> DATA SHOWN:
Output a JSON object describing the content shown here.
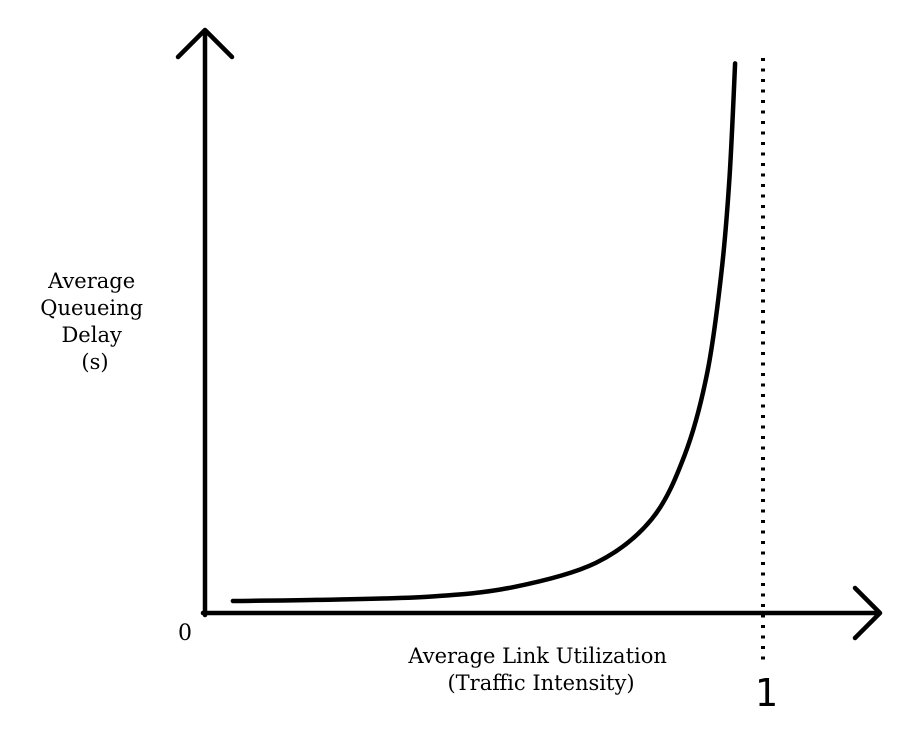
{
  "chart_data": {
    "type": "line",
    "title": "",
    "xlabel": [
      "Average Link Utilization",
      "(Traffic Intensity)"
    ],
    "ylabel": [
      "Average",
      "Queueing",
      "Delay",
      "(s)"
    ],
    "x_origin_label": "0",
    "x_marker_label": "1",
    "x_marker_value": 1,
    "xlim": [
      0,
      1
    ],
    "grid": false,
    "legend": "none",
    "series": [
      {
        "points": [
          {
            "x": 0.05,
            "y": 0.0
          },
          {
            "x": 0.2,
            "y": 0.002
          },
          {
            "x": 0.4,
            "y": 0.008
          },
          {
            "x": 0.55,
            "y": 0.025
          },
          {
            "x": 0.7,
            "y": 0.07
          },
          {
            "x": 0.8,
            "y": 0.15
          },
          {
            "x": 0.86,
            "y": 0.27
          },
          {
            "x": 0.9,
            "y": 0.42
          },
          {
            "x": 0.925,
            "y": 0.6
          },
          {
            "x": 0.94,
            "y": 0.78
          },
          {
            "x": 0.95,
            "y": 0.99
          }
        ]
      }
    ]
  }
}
...
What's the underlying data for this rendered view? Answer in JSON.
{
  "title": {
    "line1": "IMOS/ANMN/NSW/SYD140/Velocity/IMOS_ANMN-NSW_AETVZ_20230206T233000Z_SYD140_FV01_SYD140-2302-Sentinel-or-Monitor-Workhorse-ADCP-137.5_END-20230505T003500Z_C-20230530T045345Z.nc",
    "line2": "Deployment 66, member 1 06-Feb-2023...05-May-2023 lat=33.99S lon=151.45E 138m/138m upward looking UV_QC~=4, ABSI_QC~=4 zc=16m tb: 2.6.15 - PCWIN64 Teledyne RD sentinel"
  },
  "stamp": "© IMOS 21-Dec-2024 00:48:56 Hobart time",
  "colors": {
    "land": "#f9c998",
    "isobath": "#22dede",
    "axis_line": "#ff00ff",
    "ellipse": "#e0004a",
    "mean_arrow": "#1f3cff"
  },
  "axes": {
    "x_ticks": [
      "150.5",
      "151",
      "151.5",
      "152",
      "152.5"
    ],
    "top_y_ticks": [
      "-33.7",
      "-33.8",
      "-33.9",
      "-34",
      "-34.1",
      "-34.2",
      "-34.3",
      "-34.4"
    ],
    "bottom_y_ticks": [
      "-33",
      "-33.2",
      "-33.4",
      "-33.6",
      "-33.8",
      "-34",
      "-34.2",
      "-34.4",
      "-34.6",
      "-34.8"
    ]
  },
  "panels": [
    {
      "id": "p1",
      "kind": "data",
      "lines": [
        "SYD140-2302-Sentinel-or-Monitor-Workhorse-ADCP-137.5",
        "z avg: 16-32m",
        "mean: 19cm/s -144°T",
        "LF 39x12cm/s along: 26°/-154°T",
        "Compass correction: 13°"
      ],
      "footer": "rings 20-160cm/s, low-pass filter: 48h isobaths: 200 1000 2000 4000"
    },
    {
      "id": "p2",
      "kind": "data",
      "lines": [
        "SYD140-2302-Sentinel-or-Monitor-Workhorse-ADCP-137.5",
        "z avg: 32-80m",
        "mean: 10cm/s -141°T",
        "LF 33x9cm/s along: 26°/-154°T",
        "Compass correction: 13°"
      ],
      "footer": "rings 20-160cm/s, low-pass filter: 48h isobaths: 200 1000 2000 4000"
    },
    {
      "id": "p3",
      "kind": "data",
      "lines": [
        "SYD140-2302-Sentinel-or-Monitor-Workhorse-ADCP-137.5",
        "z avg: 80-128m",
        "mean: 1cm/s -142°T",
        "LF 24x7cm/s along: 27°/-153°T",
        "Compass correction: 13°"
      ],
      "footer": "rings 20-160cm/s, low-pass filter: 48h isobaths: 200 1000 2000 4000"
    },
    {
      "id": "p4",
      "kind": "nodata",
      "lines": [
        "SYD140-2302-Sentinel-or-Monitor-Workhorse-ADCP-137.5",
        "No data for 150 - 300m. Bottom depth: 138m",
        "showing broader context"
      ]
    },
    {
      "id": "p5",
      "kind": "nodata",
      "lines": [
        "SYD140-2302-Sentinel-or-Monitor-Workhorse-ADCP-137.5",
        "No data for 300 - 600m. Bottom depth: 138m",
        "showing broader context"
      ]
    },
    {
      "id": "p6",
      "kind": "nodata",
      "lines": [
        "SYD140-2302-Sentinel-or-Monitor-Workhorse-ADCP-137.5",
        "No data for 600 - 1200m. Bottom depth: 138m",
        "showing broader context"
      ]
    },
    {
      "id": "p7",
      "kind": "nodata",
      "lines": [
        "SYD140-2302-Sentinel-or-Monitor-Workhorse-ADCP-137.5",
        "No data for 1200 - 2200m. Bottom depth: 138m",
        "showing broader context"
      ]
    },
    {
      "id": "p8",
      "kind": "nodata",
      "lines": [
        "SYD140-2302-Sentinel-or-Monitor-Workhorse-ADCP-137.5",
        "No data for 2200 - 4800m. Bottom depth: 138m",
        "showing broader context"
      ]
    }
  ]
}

> WHAT THE TASK REQUIRES: Copy every line in the entries above that has the string "along" in it.

> COMPLETE ANSWER:
        "LF 39x12cm/s along: 26°/-154°T",
        "LF 33x9cm/s along: 26°/-154°T",
        "LF 24x7cm/s along: 27°/-153°T",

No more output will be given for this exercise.